▶ _GIVEN REQUEST_
Reproduce each line of the listing exactly.

(Stored data entries)
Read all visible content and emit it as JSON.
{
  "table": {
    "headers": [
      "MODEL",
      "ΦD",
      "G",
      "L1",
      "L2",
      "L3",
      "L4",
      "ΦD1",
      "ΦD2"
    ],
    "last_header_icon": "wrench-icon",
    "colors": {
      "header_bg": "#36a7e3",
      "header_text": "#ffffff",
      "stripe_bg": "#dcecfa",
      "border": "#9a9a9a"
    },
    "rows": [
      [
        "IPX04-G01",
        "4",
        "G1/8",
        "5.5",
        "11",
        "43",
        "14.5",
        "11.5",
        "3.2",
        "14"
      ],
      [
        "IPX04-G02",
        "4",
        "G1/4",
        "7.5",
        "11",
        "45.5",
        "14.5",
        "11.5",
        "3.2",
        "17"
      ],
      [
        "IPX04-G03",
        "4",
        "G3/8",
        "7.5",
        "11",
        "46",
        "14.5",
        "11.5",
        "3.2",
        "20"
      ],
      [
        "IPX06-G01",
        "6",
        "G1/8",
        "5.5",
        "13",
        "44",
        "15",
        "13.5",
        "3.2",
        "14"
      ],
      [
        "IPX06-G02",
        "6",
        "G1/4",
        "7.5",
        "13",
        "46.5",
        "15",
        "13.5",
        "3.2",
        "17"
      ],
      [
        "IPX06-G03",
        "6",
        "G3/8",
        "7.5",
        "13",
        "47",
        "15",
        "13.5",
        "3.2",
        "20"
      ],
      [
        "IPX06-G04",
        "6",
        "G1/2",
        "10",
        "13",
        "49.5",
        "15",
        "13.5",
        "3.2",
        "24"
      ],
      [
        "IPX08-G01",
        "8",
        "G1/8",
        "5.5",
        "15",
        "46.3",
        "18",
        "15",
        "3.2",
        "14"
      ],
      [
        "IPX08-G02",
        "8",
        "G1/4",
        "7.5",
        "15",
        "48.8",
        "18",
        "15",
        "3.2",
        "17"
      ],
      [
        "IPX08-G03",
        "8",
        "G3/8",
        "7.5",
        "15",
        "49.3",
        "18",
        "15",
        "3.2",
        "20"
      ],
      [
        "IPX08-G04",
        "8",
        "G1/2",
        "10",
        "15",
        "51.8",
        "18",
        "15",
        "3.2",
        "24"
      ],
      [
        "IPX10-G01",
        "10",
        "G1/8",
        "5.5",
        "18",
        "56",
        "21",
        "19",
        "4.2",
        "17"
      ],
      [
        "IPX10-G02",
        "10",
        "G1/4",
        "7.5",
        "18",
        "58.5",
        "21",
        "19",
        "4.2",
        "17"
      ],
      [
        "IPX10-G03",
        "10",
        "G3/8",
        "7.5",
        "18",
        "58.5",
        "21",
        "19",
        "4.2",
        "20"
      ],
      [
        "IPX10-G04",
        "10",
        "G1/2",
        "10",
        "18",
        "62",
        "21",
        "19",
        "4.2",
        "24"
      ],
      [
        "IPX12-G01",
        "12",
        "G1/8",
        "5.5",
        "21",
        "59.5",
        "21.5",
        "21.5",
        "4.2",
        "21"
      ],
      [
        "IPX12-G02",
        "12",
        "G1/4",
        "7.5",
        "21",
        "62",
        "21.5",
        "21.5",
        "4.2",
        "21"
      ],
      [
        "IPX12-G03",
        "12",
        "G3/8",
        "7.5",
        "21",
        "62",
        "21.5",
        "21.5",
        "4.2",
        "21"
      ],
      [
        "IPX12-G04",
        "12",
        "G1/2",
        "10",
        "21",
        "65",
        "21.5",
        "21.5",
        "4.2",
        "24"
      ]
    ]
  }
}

▶ _EXERCISE ANSWER_
Read all visible content and emit it as JSON.
{
  "table": {
    "headers": [
      "MODEL",
      "ΦD",
      "G",
      "L1",
      "L2",
      "L3",
      "L4",
      "ΦD1",
      "ΦD2"
    ],
    "last_header_icon": "wrench-icon",
    "colors": {
      "header_bg": "#36a7e3",
      "header_text": "#ffffff",
      "stripe_bg": "#dcecfa",
      "border": "#9a9a9a"
    },
    "rows": [
      [
        "IPX04-G01",
        "4",
        "G1/8",
        "5.5",
        "11",
        "43",
        "14.5",
        "11.5",
        "3.2",
        "14"
      ],
      [
        "IPX04-G02",
        "4",
        "G1/4",
        "7.5",
        "11",
        "45.5",
        "14.5",
        "11.5",
        "3.2",
        "17"
      ],
      [
        "IPX04-G03",
        "4",
        "G3/8",
        "7.5",
        "11",
        "46",
        "14.5",
        "11.5",
        "3.2",
        "20"
      ],
      [
        "IPX06-G01",
        "6",
        "G1/8",
        "5.5",
        "13",
        "44",
        "15",
        "13.5",
        "3.2",
        "14"
      ],
      [
        "IPX06-G02",
        "6",
        "G1/4",
        "7.5",
        "13",
        "46.5",
        "15",
        "13.5",
        "3.2",
        "17"
      ],
      [
        "IPX06-G03",
        "6",
        "G3/8",
        "7.5",
        "13",
        "47",
        "15",
        "13.5",
        "3.2",
        "20"
      ],
      [
        "IPX06-G04",
        "6",
        "G1/2",
        "10",
        "13",
        "49.5",
        "15",
        "13.5",
        "3.2",
        "24"
      ],
      [
        "IPX08-G01",
        "8",
        "G1/8",
        "5.5",
        "15",
        "46.3",
        "18",
        "15",
        "3.2",
        "14"
      ],
      [
        "IPX08-G02",
        "8",
        "G1/4",
        "7.5",
        "15",
        "48.8",
        "18",
        "15",
        "3.2",
        "17"
      ],
      [
        "IPX08-G03",
        "8",
        "G3/8",
        "7.5",
        "15",
        "49.3",
        "18",
        "15",
        "3.2",
        "20"
      ],
      [
        "IPX08-G04",
        "8",
        "G1/2",
        "10",
        "15",
        "51.8",
        "18",
        "15",
        "3.2",
        "24"
      ],
      [
        "IPX10-G01",
        "10",
        "G1/8",
        "5.5",
        "18",
        "56",
        "21",
        "19",
        "4.2",
        "17"
      ],
      [
        "IPX10-G02",
        "10",
        "G1/4",
        "7.5",
        "18",
        "58.5",
        "21",
        "19",
        "4.2",
        "17"
      ],
      [
        "IPX10-G03",
        "10",
        "G3/8",
        "7.5",
        "18",
        "58.5",
        "21",
        "19",
        "4.2",
        "20"
      ],
      [
        "IPX10-G04",
        "10",
        "G1/2",
        "10",
        "18",
        "62",
        "21",
        "19",
        "4.2",
        "24"
      ],
      [
        "IPX12-G01",
        "12",
        "G1/8",
        "5.5",
        "21",
        "59.5",
        "21.5",
        "21.5",
        "4.2",
        "21"
      ],
      [
        "IPX12-G02",
        "12",
        "G1/4",
        "7.5",
        "21",
        "62",
        "21.5",
        "21.5",
        "4.2",
        "21"
      ],
      [
        "IPX12-G03",
        "12",
        "G3/8",
        "7.5",
        "21",
        "62",
        "21.5",
        "21.5",
        "4.2",
        "21"
      ],
      [
        "IPX12-G04",
        "12",
        "G1/2",
        "10",
        "21",
        "65",
        "21.5",
        "21.5",
        "4.2",
        "24"
      ]
    ]
  }
}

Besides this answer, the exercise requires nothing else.